** Begin **

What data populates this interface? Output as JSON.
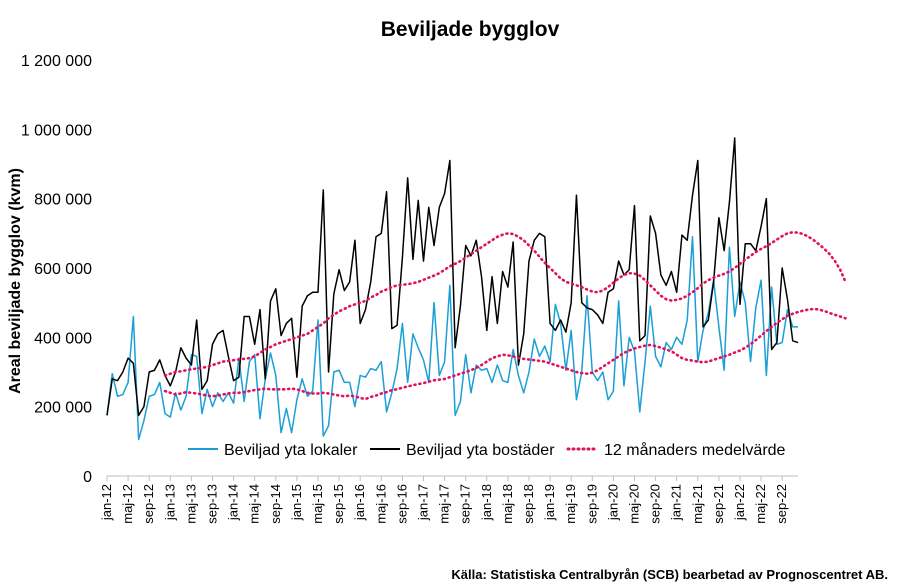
{
  "chart_data": {
    "type": "line",
    "title": "Beviljade bygglov",
    "xlabel": "",
    "ylabel": "Areal beviljade bygglov (kvm)",
    "ylim": [
      0,
      1200000
    ],
    "yticks": [
      0,
      200000,
      400000,
      600000,
      800000,
      1000000,
      1200000
    ],
    "ytick_labels": [
      "0",
      "200 000",
      "400 000",
      "600 000",
      "800 000",
      "1 000 000",
      "1 200 000"
    ],
    "grid": false,
    "legend_position": "bottom",
    "x_tick_labels": [
      "jan-12",
      "maj-12",
      "sep-12",
      "jan-13",
      "maj-13",
      "sep-13",
      "jan-14",
      "maj-14",
      "sep-14",
      "jan-15",
      "maj-15",
      "sep-15",
      "jan-16",
      "maj-16",
      "sep-16",
      "jan-17",
      "maj-17",
      "sep-17",
      "jan-18",
      "maj-18",
      "sep-18",
      "jan-19",
      "maj-19",
      "sep-19",
      "jan-20",
      "maj-20",
      "sep-20",
      "jan-21",
      "maj-21",
      "sep-21",
      "jan-22",
      "maj-22",
      "sep-22"
    ],
    "x_start": "2012-01",
    "x_end": "2022-12",
    "series": [
      {
        "name": "Beviljad yta lokaler",
        "color": "#1a9fd6",
        "style": "solid",
        "values": [
          175000,
          295000,
          230000,
          235000,
          270000,
          460000,
          105000,
          160000,
          230000,
          235000,
          270000,
          180000,
          170000,
          240000,
          190000,
          230000,
          350000,
          345000,
          180000,
          250000,
          200000,
          240000,
          215000,
          240000,
          210000,
          340000,
          215000,
          330000,
          350000,
          165000,
          280000,
          355000,
          290000,
          125000,
          195000,
          125000,
          220000,
          280000,
          230000,
          245000,
          450000,
          115000,
          145000,
          300000,
          305000,
          270000,
          270000,
          200000,
          290000,
          285000,
          310000,
          305000,
          330000,
          185000,
          240000,
          310000,
          440000,
          270000,
          410000,
          370000,
          335000,
          270000,
          500000,
          290000,
          330000,
          550000,
          175000,
          215000,
          350000,
          240000,
          320000,
          305000,
          310000,
          270000,
          320000,
          275000,
          270000,
          365000,
          290000,
          240000,
          300000,
          395000,
          345000,
          375000,
          330000,
          495000,
          440000,
          305000,
          420000,
          220000,
          300000,
          520000,
          300000,
          275000,
          300000,
          220000,
          245000,
          505000,
          260000,
          400000,
          360000,
          185000,
          330000,
          490000,
          345000,
          315000,
          385000,
          365000,
          400000,
          380000,
          450000,
          690000,
          330000,
          420000,
          470000,
          565000,
          430000,
          305000,
          660000,
          460000,
          560000,
          500000,
          330000,
          485000,
          565000,
          290000,
          545000,
          380000,
          385000,
          480000,
          430000,
          430000
        ]
      },
      {
        "name": "Beviljad yta bostäder",
        "color": "#000000",
        "style": "solid",
        "values": [
          175000,
          280000,
          275000,
          300000,
          340000,
          325000,
          175000,
          200000,
          300000,
          305000,
          335000,
          290000,
          260000,
          300000,
          370000,
          340000,
          320000,
          450000,
          250000,
          275000,
          380000,
          410000,
          420000,
          345000,
          275000,
          285000,
          460000,
          460000,
          380000,
          480000,
          280000,
          505000,
          540000,
          405000,
          440000,
          455000,
          285000,
          490000,
          520000,
          530000,
          530000,
          825000,
          300000,
          525000,
          595000,
          535000,
          560000,
          680000,
          440000,
          480000,
          560000,
          690000,
          700000,
          820000,
          425000,
          435000,
          630000,
          860000,
          625000,
          795000,
          620000,
          775000,
          665000,
          775000,
          815000,
          910000,
          370000,
          490000,
          665000,
          635000,
          680000,
          575000,
          420000,
          575000,
          440000,
          590000,
          545000,
          675000,
          320000,
          410000,
          620000,
          680000,
          700000,
          690000,
          440000,
          420000,
          450000,
          415000,
          500000,
          810000,
          500000,
          485000,
          480000,
          465000,
          440000,
          530000,
          540000,
          620000,
          580000,
          595000,
          780000,
          390000,
          405000,
          750000,
          700000,
          580000,
          550000,
          590000,
          530000,
          695000,
          680000,
          810000,
          910000,
          430000,
          450000,
          560000,
          745000,
          650000,
          790000,
          975000,
          495000,
          670000,
          670000,
          650000,
          720000,
          800000,
          365000,
          385000,
          600000,
          510000,
          390000,
          385000
        ]
      },
      {
        "name": "12 månaders medelvärde",
        "color": "#e0115f",
        "style": "dotted",
        "segments": [
          {
            "x_start": "2012-12",
            "values": [
              245000,
              240000,
              235000,
              238000,
              242000,
              240000,
              238000,
              235000,
              232000,
              230000,
              232000,
              235000,
              238000,
              240000,
              240000,
              242000,
              245000,
              248000,
              250000,
              252000,
              250000,
              250000,
              250000,
              250000,
              252000,
              250000,
              245000,
              240000,
              238000,
              238000,
              240000,
              238000,
              235000,
              232000,
              230000,
              232000,
              230000,
              225000,
              222000,
              228000,
              232000,
              238000,
              242000,
              248000,
              250000,
              255000,
              258000,
              262000,
              265000,
              268000,
              272000,
              276000,
              278000,
              280000,
              285000,
              290000,
              295000,
              300000,
              305000,
              312000,
              320000,
              330000,
              340000,
              345000,
              350000,
              348000,
              345000,
              340000,
              338000,
              336000,
              334000,
              332000,
              330000,
              325000,
              320000,
              315000,
              310000,
              305000,
              300000,
              297000,
              295000,
              298000,
              305000,
              315000,
              325000,
              335000,
              345000,
              355000,
              362000,
              368000,
              372000,
              376000,
              378000,
              375000,
              370000,
              365000,
              360000,
              350000,
              340000,
              335000,
              333000,
              330000,
              328000,
              330000,
              335000,
              340000,
              345000,
              350000,
              356000,
              362000,
              370000,
              380000,
              392000,
              405000,
              418000,
              430000,
              442000,
              452000,
              462000,
              468000,
              473000,
              477000,
              480000,
              482000,
              480000,
              476000,
              470000,
              465000,
              460000,
              455000
            ]
          },
          {
            "x_start": "2012-12",
            "values": [
              290000,
              295000,
              300000,
              302000,
              305000,
              308000,
              310000,
              312000,
              315000,
              320000,
              325000,
              330000,
              332000,
              334000,
              336000,
              338000,
              340000,
              345000,
              355000,
              365000,
              372000,
              380000,
              385000,
              390000,
              395000,
              400000,
              405000,
              410000,
              420000,
              430000,
              440000,
              455000,
              465000,
              475000,
              482000,
              490000,
              495000,
              500000,
              505000,
              515000,
              522000,
              532000,
              538000,
              545000,
              550000,
              552000,
              553000,
              556000,
              560000,
              566000,
              572000,
              578000,
              585000,
              595000,
              605000,
              612000,
              620000,
              630000,
              640000,
              650000,
              660000,
              670000,
              680000,
              690000,
              696000,
              700000,
              698000,
              690000,
              680000,
              665000,
              650000,
              632000,
              615000,
              600000,
              585000,
              570000,
              560000,
              555000,
              550000,
              545000,
              538000,
              532000,
              530000,
              535000,
              545000,
              558000,
              570000,
              580000,
              585000,
              584000,
              578000,
              565000,
              550000,
              535000,
              520000,
              510000,
              506000,
              508000,
              512000,
              520000,
              530000,
              542000,
              555000,
              565000,
              572000,
              578000,
              583000,
              590000,
              600000,
              612000,
              624000,
              635000,
              646000,
              655000,
              663000,
              672000,
              682000,
              692000,
              700000,
              703000,
              702000,
              698000,
              690000,
              680000,
              668000,
              655000,
              640000,
              620000,
              595000,
              560000
            ]
          }
        ]
      }
    ],
    "source": "Källa: Statistiska Centralbyrån (SCB) bearbetad av Prognoscentret AB."
  }
}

** End **

→ WHAT YOU NEED TO DO
Copy out the entries verbatim and leave the images out.

→ TASK ANSWER
What data populates this interface? Output as JSON.
{
  "chart_data": {
    "type": "line",
    "title": "Beviljade bygglov",
    "xlabel": "",
    "ylabel": "Areal beviljade bygglov (kvm)",
    "ylim": [
      0,
      1200000
    ],
    "yticks": [
      0,
      200000,
      400000,
      600000,
      800000,
      1000000,
      1200000
    ],
    "ytick_labels": [
      "0",
      "200 000",
      "400 000",
      "600 000",
      "800 000",
      "1 000 000",
      "1 200 000"
    ],
    "grid": false,
    "legend_position": "bottom",
    "x_tick_labels": [
      "jan-12",
      "maj-12",
      "sep-12",
      "jan-13",
      "maj-13",
      "sep-13",
      "jan-14",
      "maj-14",
      "sep-14",
      "jan-15",
      "maj-15",
      "sep-15",
      "jan-16",
      "maj-16",
      "sep-16",
      "jan-17",
      "maj-17",
      "sep-17",
      "jan-18",
      "maj-18",
      "sep-18",
      "jan-19",
      "maj-19",
      "sep-19",
      "jan-20",
      "maj-20",
      "sep-20",
      "jan-21",
      "maj-21",
      "sep-21",
      "jan-22",
      "maj-22",
      "sep-22"
    ],
    "x_start": "2012-01",
    "x_end": "2022-12",
    "series": [
      {
        "name": "Beviljad yta lokaler",
        "color": "#1a9fd6",
        "style": "solid",
        "values": [
          175000,
          295000,
          230000,
          235000,
          270000,
          460000,
          105000,
          160000,
          230000,
          235000,
          270000,
          180000,
          170000,
          240000,
          190000,
          230000,
          350000,
          345000,
          180000,
          250000,
          200000,
          240000,
          215000,
          240000,
          210000,
          340000,
          215000,
          330000,
          350000,
          165000,
          280000,
          355000,
          290000,
          125000,
          195000,
          125000,
          220000,
          280000,
          230000,
          245000,
          450000,
          115000,
          145000,
          300000,
          305000,
          270000,
          270000,
          200000,
          290000,
          285000,
          310000,
          305000,
          330000,
          185000,
          240000,
          310000,
          440000,
          270000,
          410000,
          370000,
          335000,
          270000,
          500000,
          290000,
          330000,
          550000,
          175000,
          215000,
          350000,
          240000,
          320000,
          305000,
          310000,
          270000,
          320000,
          275000,
          270000,
          365000,
          290000,
          240000,
          300000,
          395000,
          345000,
          375000,
          330000,
          495000,
          440000,
          305000,
          420000,
          220000,
          300000,
          520000,
          300000,
          275000,
          300000,
          220000,
          245000,
          505000,
          260000,
          400000,
          360000,
          185000,
          330000,
          490000,
          345000,
          315000,
          385000,
          365000,
          400000,
          380000,
          450000,
          690000,
          330000,
          420000,
          470000,
          565000,
          430000,
          305000,
          660000,
          460000,
          560000,
          500000,
          330000,
          485000,
          565000,
          290000,
          545000,
          380000,
          385000,
          480000,
          430000,
          430000
        ]
      },
      {
        "name": "Beviljad yta bostäder",
        "color": "#000000",
        "style": "solid",
        "values": [
          175000,
          280000,
          275000,
          300000,
          340000,
          325000,
          175000,
          200000,
          300000,
          305000,
          335000,
          290000,
          260000,
          300000,
          370000,
          340000,
          320000,
          450000,
          250000,
          275000,
          380000,
          410000,
          420000,
          345000,
          275000,
          285000,
          460000,
          460000,
          380000,
          480000,
          280000,
          505000,
          540000,
          405000,
          440000,
          455000,
          285000,
          490000,
          520000,
          530000,
          530000,
          825000,
          300000,
          525000,
          595000,
          535000,
          560000,
          680000,
          440000,
          480000,
          560000,
          690000,
          700000,
          820000,
          425000,
          435000,
          630000,
          860000,
          625000,
          795000,
          620000,
          775000,
          665000,
          775000,
          815000,
          910000,
          370000,
          490000,
          665000,
          635000,
          680000,
          575000,
          420000,
          575000,
          440000,
          590000,
          545000,
          675000,
          320000,
          410000,
          620000,
          680000,
          700000,
          690000,
          440000,
          420000,
          450000,
          415000,
          500000,
          810000,
          500000,
          485000,
          480000,
          465000,
          440000,
          530000,
          540000,
          620000,
          580000,
          595000,
          780000,
          390000,
          405000,
          750000,
          700000,
          580000,
          550000,
          590000,
          530000,
          695000,
          680000,
          810000,
          910000,
          430000,
          450000,
          560000,
          745000,
          650000,
          790000,
          975000,
          495000,
          670000,
          670000,
          650000,
          720000,
          800000,
          365000,
          385000,
          600000,
          510000,
          390000,
          385000
        ]
      },
      {
        "name": "12 månaders medelvärde",
        "color": "#e0115f",
        "style": "dotted",
        "segments": [
          {
            "x_start": "2012-12",
            "values": [
              245000,
              240000,
              235000,
              238000,
              242000,
              240000,
              238000,
              235000,
              232000,
              230000,
              232000,
              235000,
              238000,
              240000,
              240000,
              242000,
              245000,
              248000,
              250000,
              252000,
              250000,
              250000,
              250000,
              250000,
              252000,
              250000,
              245000,
              240000,
              238000,
              238000,
              240000,
              238000,
              235000,
              232000,
              230000,
              232000,
              230000,
              225000,
              222000,
              228000,
              232000,
              238000,
              242000,
              248000,
              250000,
              255000,
              258000,
              262000,
              265000,
              268000,
              272000,
              276000,
              278000,
              280000,
              285000,
              290000,
              295000,
              300000,
              305000,
              312000,
              320000,
              330000,
              340000,
              345000,
              350000,
              348000,
              345000,
              340000,
              338000,
              336000,
              334000,
              332000,
              330000,
              325000,
              320000,
              315000,
              310000,
              305000,
              300000,
              297000,
              295000,
              298000,
              305000,
              315000,
              325000,
              335000,
              345000,
              355000,
              362000,
              368000,
              372000,
              376000,
              378000,
              375000,
              370000,
              365000,
              360000,
              350000,
              340000,
              335000,
              333000,
              330000,
              328000,
              330000,
              335000,
              340000,
              345000,
              350000,
              356000,
              362000,
              370000,
              380000,
              392000,
              405000,
              418000,
              430000,
              442000,
              452000,
              462000,
              468000,
              473000,
              477000,
              480000,
              482000,
              480000,
              476000,
              470000,
              465000,
              460000,
              455000
            ]
          },
          {
            "x_start": "2012-12",
            "values": [
              290000,
              295000,
              300000,
              302000,
              305000,
              308000,
              310000,
              312000,
              315000,
              320000,
              325000,
              330000,
              332000,
              334000,
              336000,
              338000,
              340000,
              345000,
              355000,
              365000,
              372000,
              380000,
              385000,
              390000,
              395000,
              400000,
              405000,
              410000,
              420000,
              430000,
              440000,
              455000,
              465000,
              475000,
              482000,
              490000,
              495000,
              500000,
              505000,
              515000,
              522000,
              532000,
              538000,
              545000,
              550000,
              552000,
              553000,
              556000,
              560000,
              566000,
              572000,
              578000,
              585000,
              595000,
              605000,
              612000,
              620000,
              630000,
              640000,
              650000,
              660000,
              670000,
              680000,
              690000,
              696000,
              700000,
              698000,
              690000,
              680000,
              665000,
              650000,
              632000,
              615000,
              600000,
              585000,
              570000,
              560000,
              555000,
              550000,
              545000,
              538000,
              532000,
              530000,
              535000,
              545000,
              558000,
              570000,
              580000,
              585000,
              584000,
              578000,
              565000,
              550000,
              535000,
              520000,
              510000,
              506000,
              508000,
              512000,
              520000,
              530000,
              542000,
              555000,
              565000,
              572000,
              578000,
              583000,
              590000,
              600000,
              612000,
              624000,
              635000,
              646000,
              655000,
              663000,
              672000,
              682000,
              692000,
              700000,
              703000,
              702000,
              698000,
              690000,
              680000,
              668000,
              655000,
              640000,
              620000,
              595000,
              560000
            ]
          }
        ]
      }
    ],
    "source": "Källa: Statistiska Centralbyrån (SCB) bearbetad av Prognoscentret AB."
  }
}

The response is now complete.